§ **AIM**
Return, word for word, the stretch of the excerpt on cancelling energy contracts that begins at "Last update: June" and stops after "my energy contract?".

§ **DOCUMENT EXCERPT**
[Begin]
Last update: June 2022

As you may have heard on the news, the UK energy market is currently under an immense amount of stress as a result of a global gas shortage driving up costs and putting several energy suppliers out of business. To learn more about this and stay updated on a daily basis you can read our page on the UK energy crisis.

There are a number of reasons that you might need switch energy suppliers or cancel your energy contract. From moving house to finding a better deal, changes in your circumstances can make an existing energy contract impractical.

Can I cancel my energy contract?

When switching to a new energy company, you’ll have to sign a contract to allow them to supply your gas and electricity. This contract will outline the services the company is set to provide and the amount that you have agreed to pay for these services. You’ll need to cancel this contract before switching away from your supplier and over to a new energy company.

Cancelling a standard variable rate energy contract

If you opted for a standard variable rate tariff when switching to your current provider, or if your fixed term has expired and you’ve automatically been moved onto a standard variable rate, you won’t have a fixed-term contract. This means that you’re free to cancel your deal whenever you want to.
[End]
§ **DATA EXCERPT**
[Begin]
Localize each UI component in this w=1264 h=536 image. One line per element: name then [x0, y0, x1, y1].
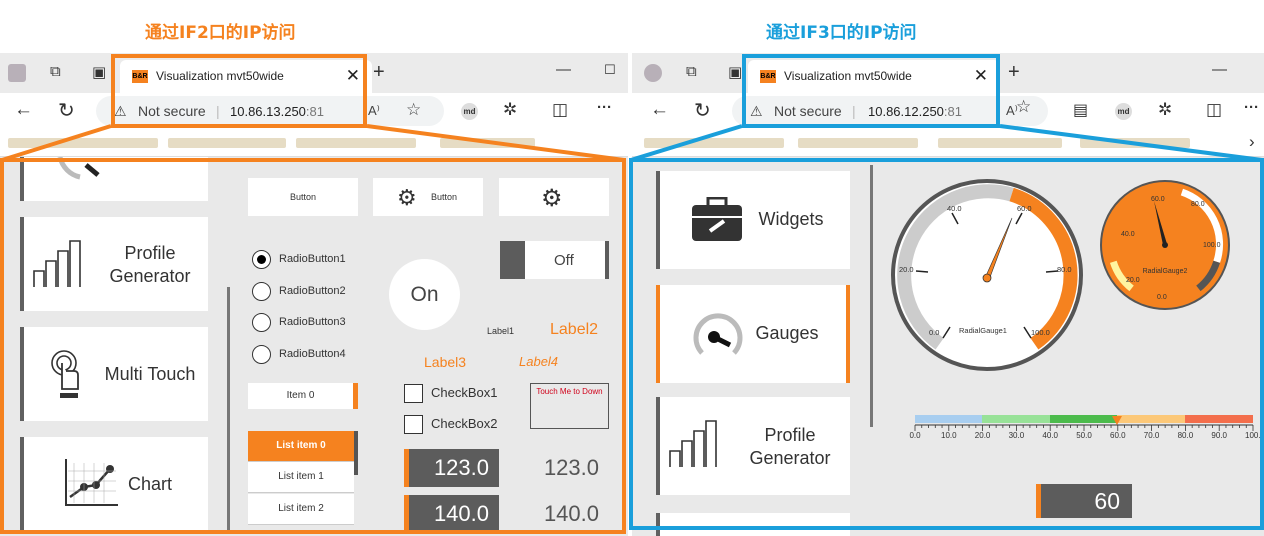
connector-lines	[1, 124, 1263, 162]
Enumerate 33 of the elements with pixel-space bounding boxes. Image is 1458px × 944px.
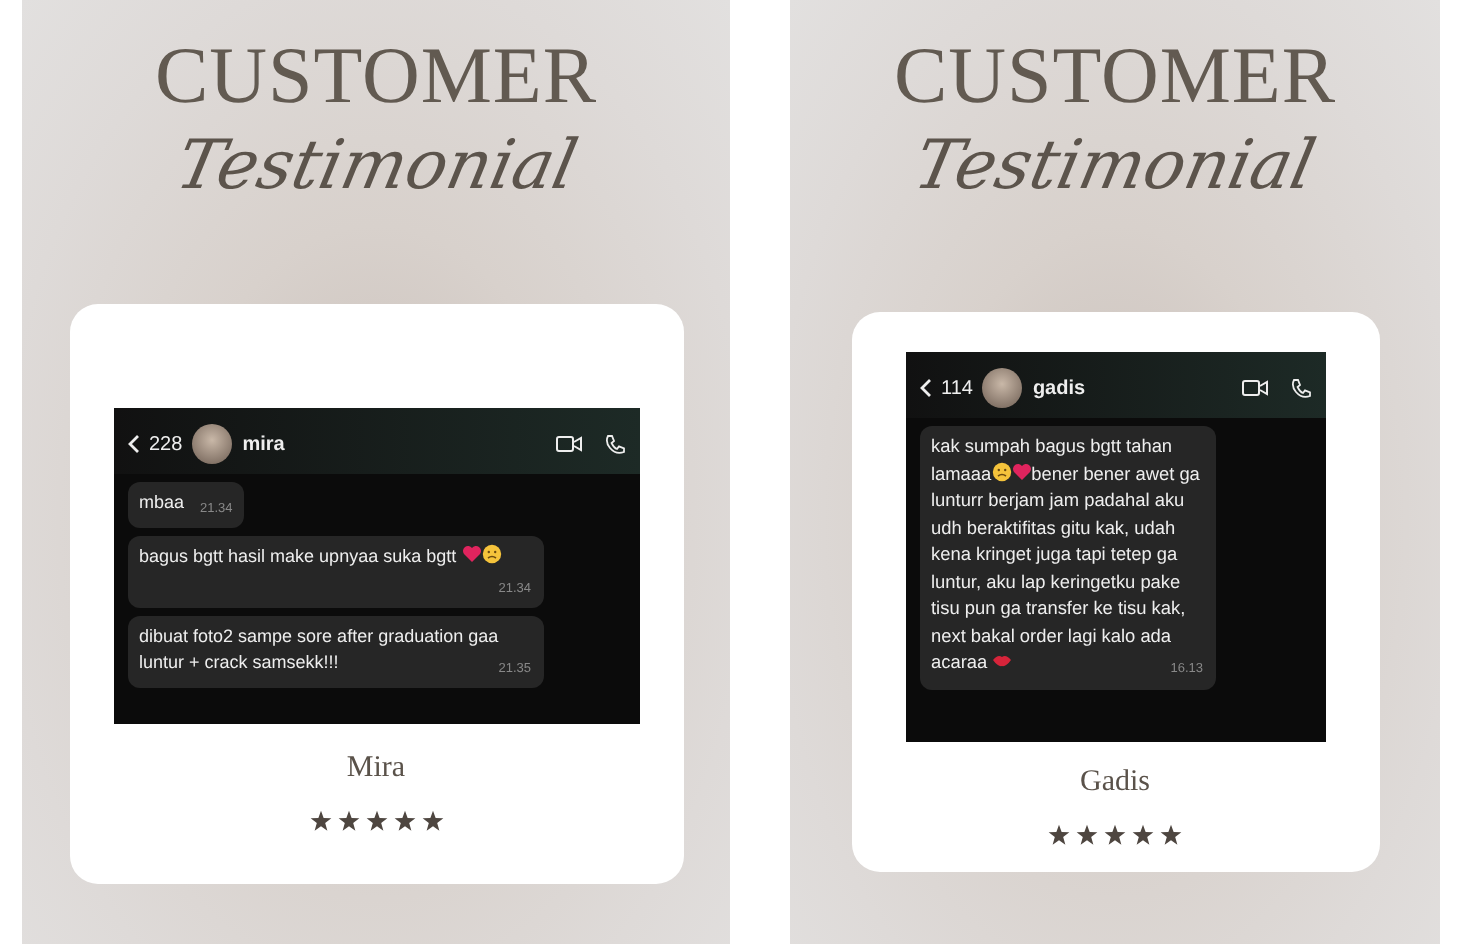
[End]
§ **EXERCISE OUTPUT**
Last update: June 2022

As you may have heard on the news, the UK energy market is currently under an immense amount of stress as a result of a global gas shortage driving up costs and putting several energy suppliers out of business. To learn more about this and stay updated on a daily basis you can read our page on the UK energy crisis.

There are a number of reasons that you might need switch energy suppliers or cancel your energy contract. From moving house to finding a better deal, changes in your circumstances can make an existing energy contract impractical.

Can I cancel my energy contract?